Problem description
Write out nothing but the lines from the one containing "Convert this screenshot" through the last line below, both included, and without the pictures.

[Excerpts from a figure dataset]
▽
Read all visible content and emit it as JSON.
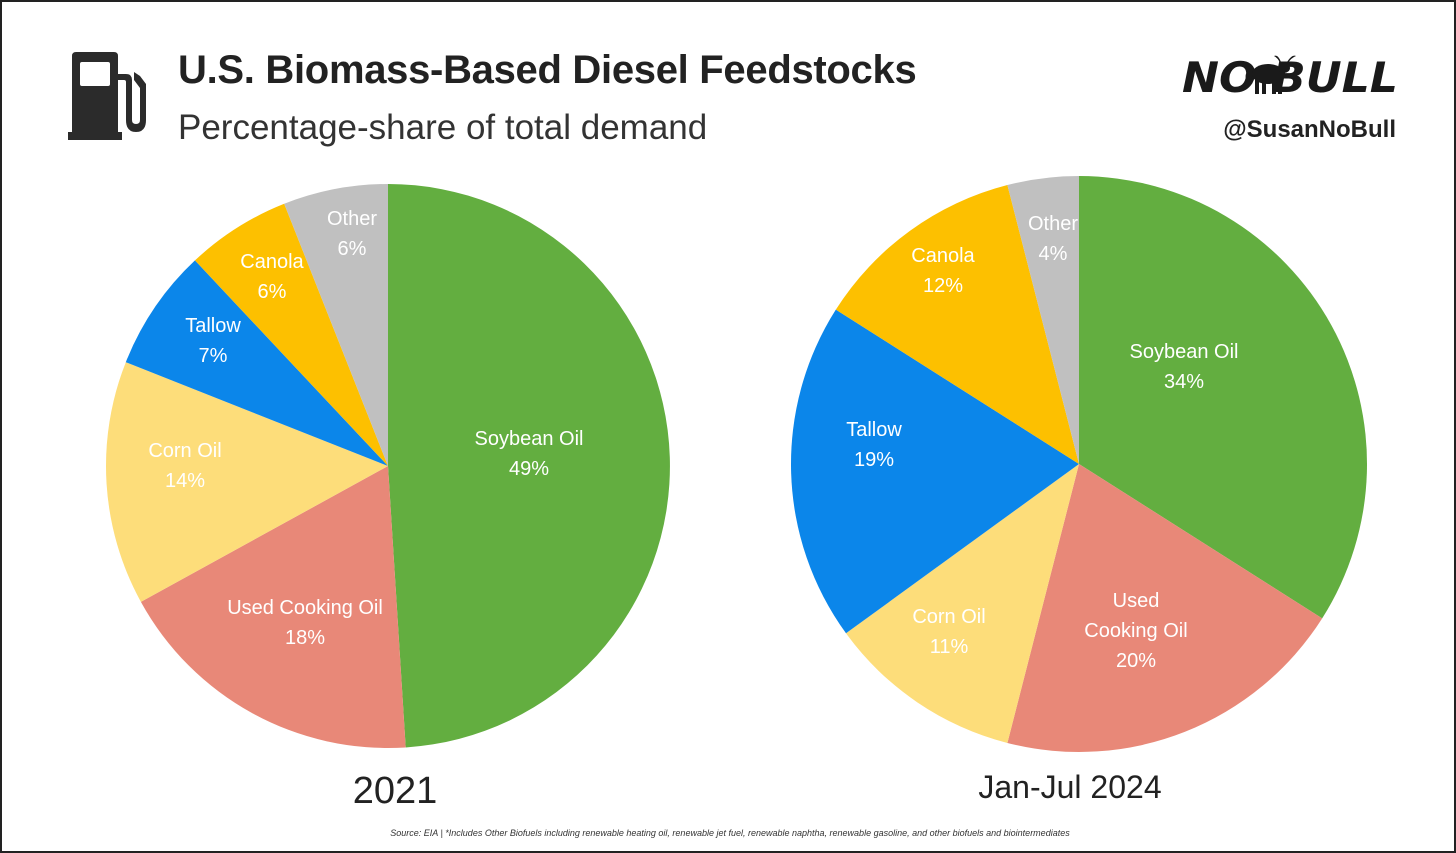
{
  "header": {
    "title": "U.S. Biomass-Based Diesel Feedstocks",
    "subtitle": "Percentage-share of total demand"
  },
  "brand": {
    "logo_text": "NO BULL",
    "handle": "@SusanNoBull"
  },
  "icons": {
    "header_icon": "fuel-pump-icon",
    "brand_icon": "bull-icon"
  },
  "chart_data": [
    {
      "type": "pie",
      "title": "2021",
      "slices": [
        {
          "label": "Soybean Oil",
          "value": 49,
          "value_label": "49%",
          "color": "#63AE40"
        },
        {
          "label": "Used Cooking Oil",
          "value": 18,
          "value_label": "18%",
          "color": "#E88878"
        },
        {
          "label": "Corn Oil",
          "value": 14,
          "value_label": "14%",
          "color": "#FDDD7A"
        },
        {
          "label": "Tallow",
          "value": 7,
          "value_label": "7%",
          "color": "#0B86EA"
        },
        {
          "label": "Canola",
          "value": 6,
          "value_label": "6%",
          "color": "#FDC000"
        },
        {
          "label": "Other",
          "value": 6,
          "value_label": "6%",
          "color": "#C0C0C0"
        }
      ]
    },
    {
      "type": "pie",
      "title": "Jan-Jul 2024",
      "slices": [
        {
          "label": "Soybean Oil",
          "value": 34,
          "value_label": "34%",
          "color": "#63AE40"
        },
        {
          "label": "Used Cooking Oil",
          "value": 20,
          "value_label": "20%",
          "color": "#E88878"
        },
        {
          "label": "Corn Oil",
          "value": 11,
          "value_label": "11%",
          "color": "#FDDD7A"
        },
        {
          "label": "Tallow",
          "value": 19,
          "value_label": "19%",
          "color": "#0B86EA"
        },
        {
          "label": "Canola",
          "value": 12,
          "value_label": "12%",
          "color": "#FDC000"
        },
        {
          "label": "Other",
          "value": 4,
          "value_label": "4%",
          "color": "#C0C0C0"
        }
      ]
    }
  ],
  "footnote": "Source: EIA | *Includes Other Biofuels including renewable heating oil, renewable jet fuel, renewable naphtha, renewable gasoline, and other biofuels and biointermediates"
}
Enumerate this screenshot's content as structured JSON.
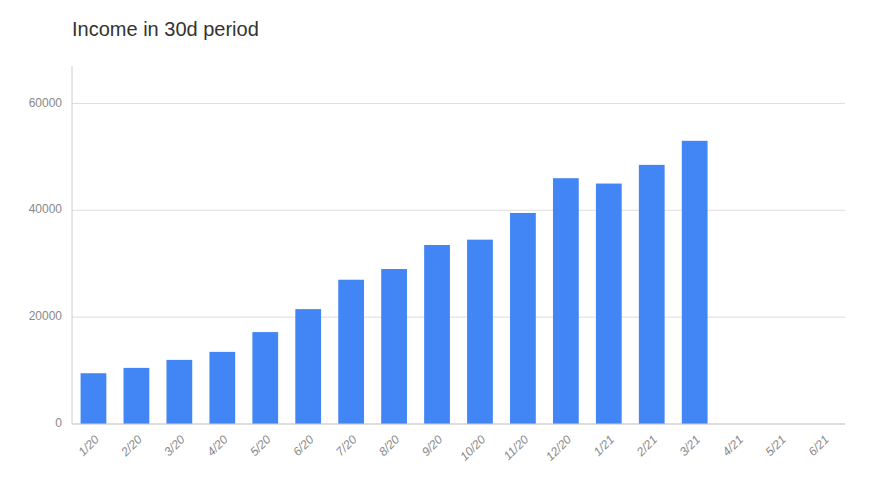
{
  "chart_data": {
    "type": "bar",
    "title": "Income in 30d period",
    "categories": [
      "1/20",
      "2/20",
      "3/20",
      "4/20",
      "5/20",
      "6/20",
      "7/20",
      "8/20",
      "9/20",
      "10/20",
      "11/20",
      "12/20",
      "1/21",
      "2/21",
      "3/21",
      "4/21",
      "5/21",
      "6/21"
    ],
    "values": [
      9500,
      10500,
      12000,
      13500,
      17200,
      21500,
      27000,
      29000,
      33500,
      34500,
      39500,
      46000,
      45000,
      48500,
      53000,
      0,
      0,
      0
    ],
    "color": "#4285F4",
    "ylim": [
      0,
      67000
    ],
    "yticks": [
      0,
      20000,
      40000,
      60000
    ],
    "grid": true
  }
}
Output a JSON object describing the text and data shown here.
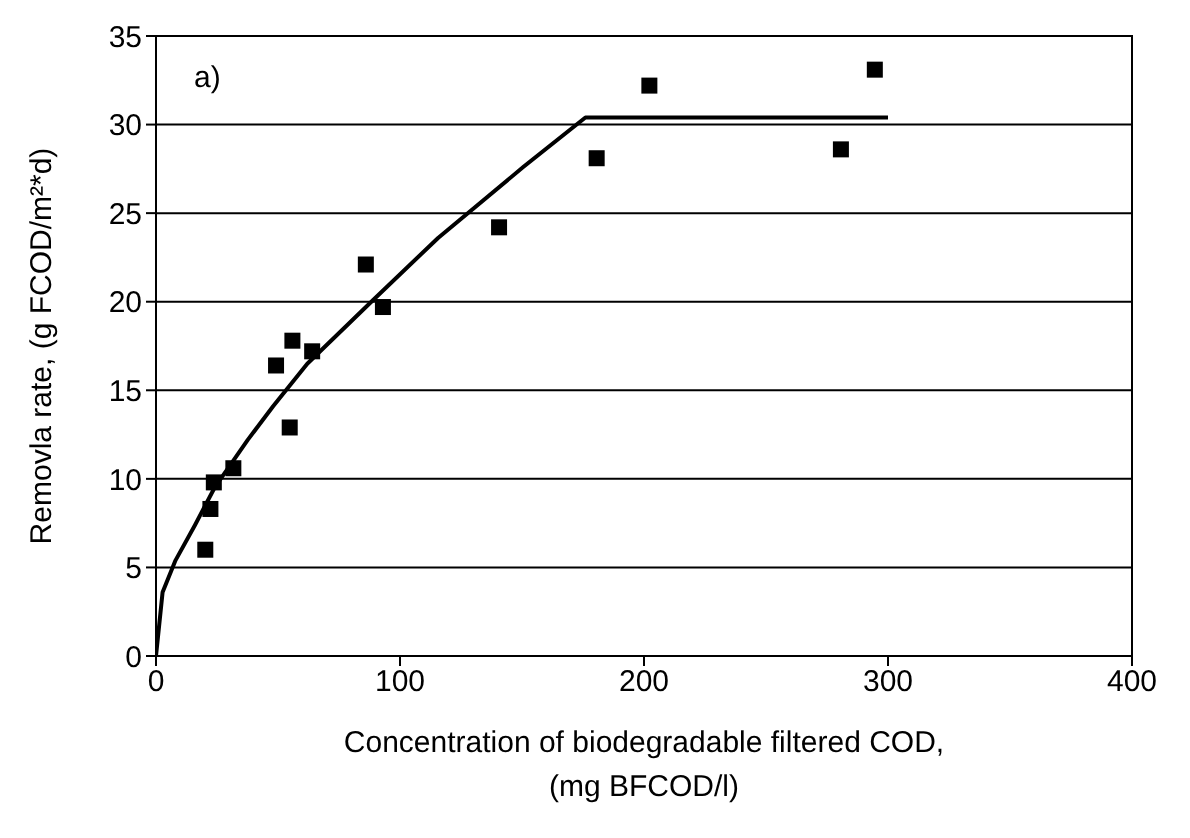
{
  "chart_data": {
    "type": "scatter",
    "xlabel": "Concentration of biodegradable filtered COD,\n(mg BFCOD/l)",
    "ylabel": "Removla rate, (g FCOD/m²*d)",
    "annotations": [
      "a)"
    ],
    "xlim": [
      0,
      400
    ],
    "xticks": [
      0,
      100,
      200,
      300,
      400
    ],
    "ylim": [
      0,
      35
    ],
    "yticks": [
      0,
      5,
      10,
      15,
      20,
      25,
      30,
      35
    ],
    "grid": "y",
    "marker": "square",
    "series": [
      {
        "color": "#000000",
        "x": [
          20.2,
          22.3,
          23.7,
          31.7,
          49.2,
          55.9,
          54.8,
          64.0,
          86.0,
          93.0,
          140.6,
          180.6,
          202.2,
          280.7,
          294.6
        ],
        "values": [
          6.0,
          8.3,
          9.8,
          10.6,
          16.4,
          17.8,
          12.9,
          17.2,
          22.1,
          19.7,
          24.2,
          28.1,
          32.2,
          28.6,
          33.1
        ]
      },
      {
        "type": "line",
        "color": "#000000",
        "marker": "none",
        "line_style": "solid",
        "x": [
          0,
          2.7,
          8,
          16,
          24,
          37.6,
          48,
          62,
          89,
          115.6,
          150.5,
          176,
          300
        ],
        "values": [
          0,
          3.6,
          5.4,
          7.4,
          9.5,
          12.2,
          14.1,
          16.5,
          20.1,
          23.6,
          27.6,
          30.4,
          30.4
        ]
      }
    ]
  }
}
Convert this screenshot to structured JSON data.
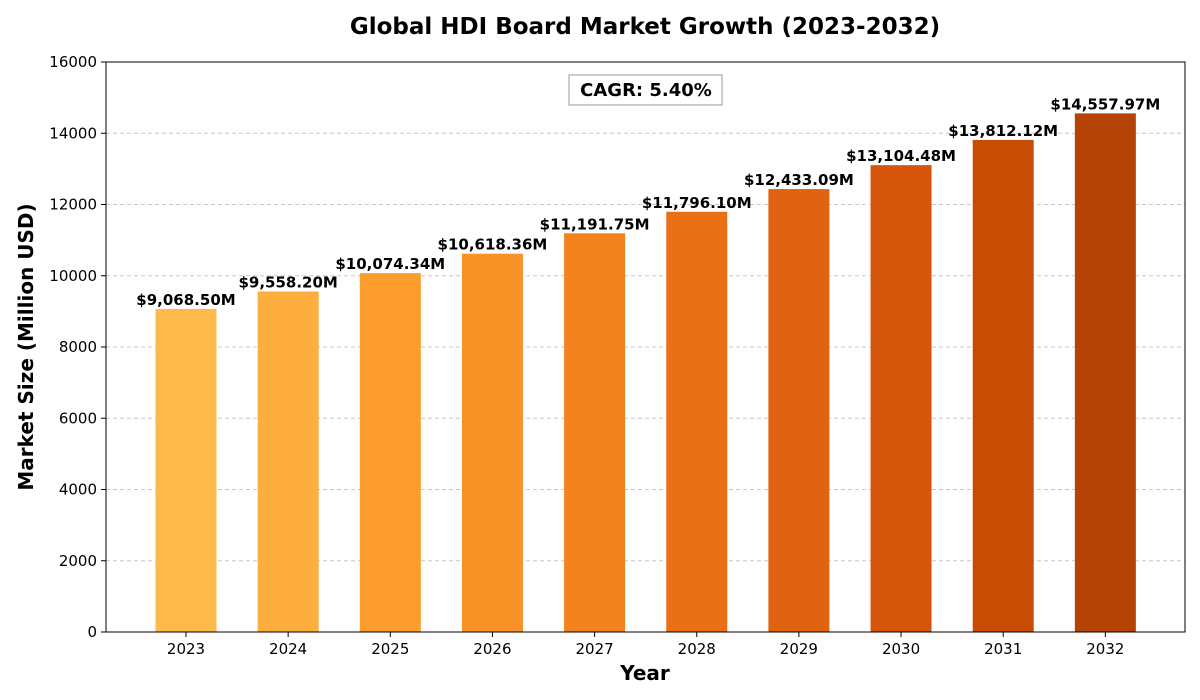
{
  "chart_data": {
    "type": "bar",
    "title": "Global HDI Board Market Growth (2023-2032)",
    "xlabel": "Year",
    "ylabel": "Market Size (Million USD)",
    "ylim": [
      0,
      16000
    ],
    "yticks": [
      0,
      2000,
      4000,
      6000,
      8000,
      10000,
      12000,
      14000,
      16000
    ],
    "grid": "y, dashed",
    "categories": [
      "2023",
      "2024",
      "2025",
      "2026",
      "2027",
      "2028",
      "2029",
      "2030",
      "2031",
      "2032"
    ],
    "values": [
      9068.5,
      9558.2,
      10074.34,
      10618.36,
      11191.75,
      11796.1,
      12433.09,
      13104.48,
      13812.12,
      14557.97
    ],
    "data_labels": [
      "$9,068.50M",
      "$9,558.20M",
      "$10,074.34M",
      "$10,618.36M",
      "$11,191.75M",
      "$11,796.10M",
      "$12,433.09M",
      "$13,104.48M",
      "$13,812.12M",
      "$14,557.97M"
    ],
    "colors": [
      "#fdb94a",
      "#fdae3e",
      "#fd9d2e",
      "#f89227",
      "#f3831f",
      "#ea7016",
      "#e06311",
      "#d5560a",
      "#c94c05",
      "#b64306"
    ],
    "annotation": "CAGR: 5.40%"
  }
}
△
Task output
Convert this screenshot to structured JSON data.
{
  "chart_data": {
    "type": "bar",
    "title": "Global HDI Board Market Growth (2023-2032)",
    "xlabel": "Year",
    "ylabel": "Market Size (Million USD)",
    "ylim": [
      0,
      16000
    ],
    "yticks": [
      0,
      2000,
      4000,
      6000,
      8000,
      10000,
      12000,
      14000,
      16000
    ],
    "grid": "y, dashed",
    "categories": [
      "2023",
      "2024",
      "2025",
      "2026",
      "2027",
      "2028",
      "2029",
      "2030",
      "2031",
      "2032"
    ],
    "values": [
      9068.5,
      9558.2,
      10074.34,
      10618.36,
      11191.75,
      11796.1,
      12433.09,
      13104.48,
      13812.12,
      14557.97
    ],
    "data_labels": [
      "$9,068.50M",
      "$9,558.20M",
      "$10,074.34M",
      "$10,618.36M",
      "$11,191.75M",
      "$11,796.10M",
      "$12,433.09M",
      "$13,104.48M",
      "$13,812.12M",
      "$14,557.97M"
    ],
    "colors": [
      "#fdb94a",
      "#fdae3e",
      "#fd9d2e",
      "#f89227",
      "#f3831f",
      "#ea7016",
      "#e06311",
      "#d5560a",
      "#c94c05",
      "#b64306"
    ],
    "annotation": "CAGR: 5.40%"
  }
}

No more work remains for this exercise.